[Figure contents as structured data]
----
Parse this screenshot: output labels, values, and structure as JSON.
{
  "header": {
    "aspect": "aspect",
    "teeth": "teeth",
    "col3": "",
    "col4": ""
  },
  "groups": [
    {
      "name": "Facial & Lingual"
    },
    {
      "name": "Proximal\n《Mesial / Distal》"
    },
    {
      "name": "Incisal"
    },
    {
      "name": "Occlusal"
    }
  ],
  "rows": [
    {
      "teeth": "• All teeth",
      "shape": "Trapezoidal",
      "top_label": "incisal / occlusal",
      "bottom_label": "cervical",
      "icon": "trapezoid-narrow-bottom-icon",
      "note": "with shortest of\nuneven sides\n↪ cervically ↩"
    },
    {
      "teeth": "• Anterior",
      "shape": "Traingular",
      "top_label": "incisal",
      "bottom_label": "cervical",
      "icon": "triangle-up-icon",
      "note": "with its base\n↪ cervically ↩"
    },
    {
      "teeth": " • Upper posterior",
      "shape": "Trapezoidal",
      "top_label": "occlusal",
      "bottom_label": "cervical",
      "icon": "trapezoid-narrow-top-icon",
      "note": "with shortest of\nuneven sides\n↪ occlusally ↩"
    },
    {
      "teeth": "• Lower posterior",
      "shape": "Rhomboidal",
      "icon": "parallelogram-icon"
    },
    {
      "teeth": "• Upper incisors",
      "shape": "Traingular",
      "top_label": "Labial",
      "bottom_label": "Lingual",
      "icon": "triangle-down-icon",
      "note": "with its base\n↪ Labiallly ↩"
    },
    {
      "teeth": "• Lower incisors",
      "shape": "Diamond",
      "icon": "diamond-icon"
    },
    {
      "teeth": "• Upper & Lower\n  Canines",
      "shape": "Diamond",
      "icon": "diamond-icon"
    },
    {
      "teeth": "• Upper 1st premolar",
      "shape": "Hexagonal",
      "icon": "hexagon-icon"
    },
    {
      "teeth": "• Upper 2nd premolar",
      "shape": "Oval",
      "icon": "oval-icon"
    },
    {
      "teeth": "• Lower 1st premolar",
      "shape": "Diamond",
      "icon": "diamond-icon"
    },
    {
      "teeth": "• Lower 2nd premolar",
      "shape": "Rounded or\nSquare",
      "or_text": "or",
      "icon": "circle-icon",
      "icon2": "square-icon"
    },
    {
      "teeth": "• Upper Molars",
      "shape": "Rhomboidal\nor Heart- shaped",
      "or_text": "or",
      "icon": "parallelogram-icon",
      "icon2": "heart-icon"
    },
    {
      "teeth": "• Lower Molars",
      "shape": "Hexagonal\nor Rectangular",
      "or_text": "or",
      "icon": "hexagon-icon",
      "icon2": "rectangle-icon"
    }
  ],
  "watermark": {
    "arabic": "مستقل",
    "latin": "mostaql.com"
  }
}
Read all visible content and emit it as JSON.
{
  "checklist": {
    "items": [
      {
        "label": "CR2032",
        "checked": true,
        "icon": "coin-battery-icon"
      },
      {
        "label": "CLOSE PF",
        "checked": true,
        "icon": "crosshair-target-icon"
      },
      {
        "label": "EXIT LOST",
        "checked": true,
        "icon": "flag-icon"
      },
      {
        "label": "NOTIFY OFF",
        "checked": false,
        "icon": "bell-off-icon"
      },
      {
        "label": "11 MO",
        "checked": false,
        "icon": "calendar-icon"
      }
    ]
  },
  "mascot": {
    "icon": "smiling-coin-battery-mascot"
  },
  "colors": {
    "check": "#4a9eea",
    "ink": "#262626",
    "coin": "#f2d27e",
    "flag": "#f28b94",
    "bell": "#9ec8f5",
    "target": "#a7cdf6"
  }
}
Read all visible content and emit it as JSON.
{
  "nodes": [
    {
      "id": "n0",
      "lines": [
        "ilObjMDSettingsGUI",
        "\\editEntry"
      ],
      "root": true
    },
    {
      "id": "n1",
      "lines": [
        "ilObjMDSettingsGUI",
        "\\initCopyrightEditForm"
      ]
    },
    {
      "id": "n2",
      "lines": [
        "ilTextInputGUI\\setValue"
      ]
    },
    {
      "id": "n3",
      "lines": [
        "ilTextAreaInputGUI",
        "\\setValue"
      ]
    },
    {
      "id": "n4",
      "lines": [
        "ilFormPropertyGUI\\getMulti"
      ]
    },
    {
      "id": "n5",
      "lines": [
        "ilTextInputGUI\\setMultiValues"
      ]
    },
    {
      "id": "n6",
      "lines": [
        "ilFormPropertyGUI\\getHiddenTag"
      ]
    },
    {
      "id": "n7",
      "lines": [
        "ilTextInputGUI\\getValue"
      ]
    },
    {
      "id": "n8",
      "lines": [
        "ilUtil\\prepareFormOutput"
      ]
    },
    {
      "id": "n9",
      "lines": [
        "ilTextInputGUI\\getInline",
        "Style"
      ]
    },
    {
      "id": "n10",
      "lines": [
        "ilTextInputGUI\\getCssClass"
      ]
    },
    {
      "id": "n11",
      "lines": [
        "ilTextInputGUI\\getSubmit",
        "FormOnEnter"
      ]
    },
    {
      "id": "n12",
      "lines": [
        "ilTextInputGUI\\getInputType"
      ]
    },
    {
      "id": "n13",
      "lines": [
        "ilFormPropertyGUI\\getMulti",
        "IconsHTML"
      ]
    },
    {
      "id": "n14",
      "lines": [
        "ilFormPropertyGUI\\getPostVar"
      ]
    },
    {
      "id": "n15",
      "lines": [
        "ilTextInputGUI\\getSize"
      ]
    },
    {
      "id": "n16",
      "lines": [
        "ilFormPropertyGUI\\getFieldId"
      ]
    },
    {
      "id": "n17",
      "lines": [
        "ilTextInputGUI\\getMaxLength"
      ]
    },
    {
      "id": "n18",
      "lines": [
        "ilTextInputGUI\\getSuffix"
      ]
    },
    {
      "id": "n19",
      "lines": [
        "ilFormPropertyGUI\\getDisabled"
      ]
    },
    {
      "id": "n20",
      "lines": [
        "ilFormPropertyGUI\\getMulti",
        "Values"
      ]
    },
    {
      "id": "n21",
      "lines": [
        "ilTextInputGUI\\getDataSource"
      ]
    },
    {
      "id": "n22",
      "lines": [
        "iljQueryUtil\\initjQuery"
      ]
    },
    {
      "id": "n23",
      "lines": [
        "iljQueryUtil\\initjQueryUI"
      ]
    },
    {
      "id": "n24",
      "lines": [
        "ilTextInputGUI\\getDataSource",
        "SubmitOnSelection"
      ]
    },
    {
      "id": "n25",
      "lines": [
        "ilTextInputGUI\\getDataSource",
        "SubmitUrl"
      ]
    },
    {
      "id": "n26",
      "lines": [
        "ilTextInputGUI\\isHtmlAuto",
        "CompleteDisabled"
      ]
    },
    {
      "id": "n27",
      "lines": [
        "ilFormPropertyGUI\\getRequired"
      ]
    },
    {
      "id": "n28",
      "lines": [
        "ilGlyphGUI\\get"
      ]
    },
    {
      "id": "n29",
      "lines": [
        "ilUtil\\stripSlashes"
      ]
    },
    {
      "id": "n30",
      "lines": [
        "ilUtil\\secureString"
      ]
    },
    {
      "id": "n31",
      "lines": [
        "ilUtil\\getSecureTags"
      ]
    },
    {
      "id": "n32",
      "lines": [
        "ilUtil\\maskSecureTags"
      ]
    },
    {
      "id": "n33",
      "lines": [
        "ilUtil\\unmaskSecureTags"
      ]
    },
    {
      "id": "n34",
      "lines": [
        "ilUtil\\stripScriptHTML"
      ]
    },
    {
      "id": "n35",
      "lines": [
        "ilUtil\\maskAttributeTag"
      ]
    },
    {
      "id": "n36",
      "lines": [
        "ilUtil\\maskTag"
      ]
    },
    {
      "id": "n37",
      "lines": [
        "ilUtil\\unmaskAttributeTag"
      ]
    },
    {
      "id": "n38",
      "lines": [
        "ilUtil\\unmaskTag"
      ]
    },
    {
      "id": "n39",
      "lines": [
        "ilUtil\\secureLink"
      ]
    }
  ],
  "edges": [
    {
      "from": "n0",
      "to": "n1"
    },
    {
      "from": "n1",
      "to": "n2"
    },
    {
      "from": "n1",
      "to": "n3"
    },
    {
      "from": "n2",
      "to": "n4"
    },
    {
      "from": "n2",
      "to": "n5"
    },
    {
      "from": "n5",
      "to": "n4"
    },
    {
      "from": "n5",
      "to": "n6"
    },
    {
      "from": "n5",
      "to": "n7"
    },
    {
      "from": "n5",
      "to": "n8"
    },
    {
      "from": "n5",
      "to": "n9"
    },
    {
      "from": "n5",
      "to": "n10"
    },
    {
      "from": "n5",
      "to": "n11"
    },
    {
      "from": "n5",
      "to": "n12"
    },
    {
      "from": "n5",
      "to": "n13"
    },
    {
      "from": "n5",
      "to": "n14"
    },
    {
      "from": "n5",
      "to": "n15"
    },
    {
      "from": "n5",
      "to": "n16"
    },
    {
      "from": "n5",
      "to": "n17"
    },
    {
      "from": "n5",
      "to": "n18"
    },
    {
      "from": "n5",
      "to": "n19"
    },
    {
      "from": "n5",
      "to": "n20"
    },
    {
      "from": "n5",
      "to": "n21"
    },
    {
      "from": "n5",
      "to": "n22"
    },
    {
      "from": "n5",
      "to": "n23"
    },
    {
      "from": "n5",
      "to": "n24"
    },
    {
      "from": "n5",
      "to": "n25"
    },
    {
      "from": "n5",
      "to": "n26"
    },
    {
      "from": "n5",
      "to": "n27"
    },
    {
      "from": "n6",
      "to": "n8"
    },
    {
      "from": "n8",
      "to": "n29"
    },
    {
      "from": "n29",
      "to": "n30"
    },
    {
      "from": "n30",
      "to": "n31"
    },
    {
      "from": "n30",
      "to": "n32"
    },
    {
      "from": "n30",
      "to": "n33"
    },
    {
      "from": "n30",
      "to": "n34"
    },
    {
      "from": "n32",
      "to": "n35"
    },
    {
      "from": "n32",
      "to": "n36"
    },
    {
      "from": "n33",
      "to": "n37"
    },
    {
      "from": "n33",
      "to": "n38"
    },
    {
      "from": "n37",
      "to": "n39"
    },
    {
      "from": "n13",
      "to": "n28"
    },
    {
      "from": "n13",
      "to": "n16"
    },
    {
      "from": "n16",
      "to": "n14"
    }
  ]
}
----
**Work required**
Lines in the records that hold the word "name" are to be counted; give only the total.

**Exercise solution**
4